Start of Task input
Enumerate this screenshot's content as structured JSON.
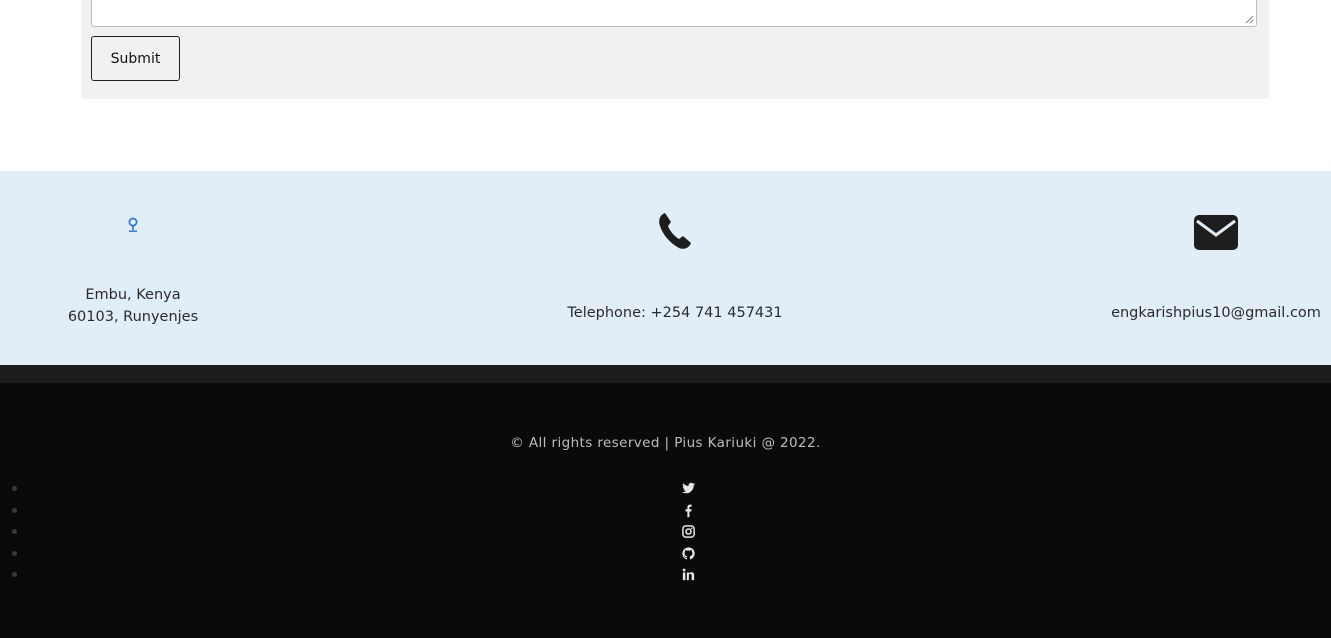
{
  "form": {
    "submit_label": "Submit"
  },
  "contact": {
    "address_line1": "Embu, Kenya",
    "address_line2": "60103, Runyenjes",
    "phone": "Telephone: +254 741 457431",
    "email": "engkarishpius10@gmail.com",
    "icons": [
      "map-pin-icon",
      "phone-icon",
      "envelope-icon"
    ]
  },
  "footer": {
    "copyright": "© All rights reserved | Pius Kariuki @ 2022.",
    "social": [
      {
        "name": "twitter-icon"
      },
      {
        "name": "facebook-icon"
      },
      {
        "name": "instagram-icon"
      },
      {
        "name": "github-icon"
      },
      {
        "name": "linkedin-icon"
      }
    ]
  },
  "colors": {
    "band_bg": "#e1eef8",
    "footer_bg": "#0a0a0a",
    "pin_accent": "#1a73e8"
  }
}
End of Task input
### Written task
Gather and return every line that holds the string "name".

### Task result
        "name": "twitter-icon"
        "name": "facebook-icon"
        "name": "instagram-icon"
        "name": "github-icon"
        "name": "linkedin-icon"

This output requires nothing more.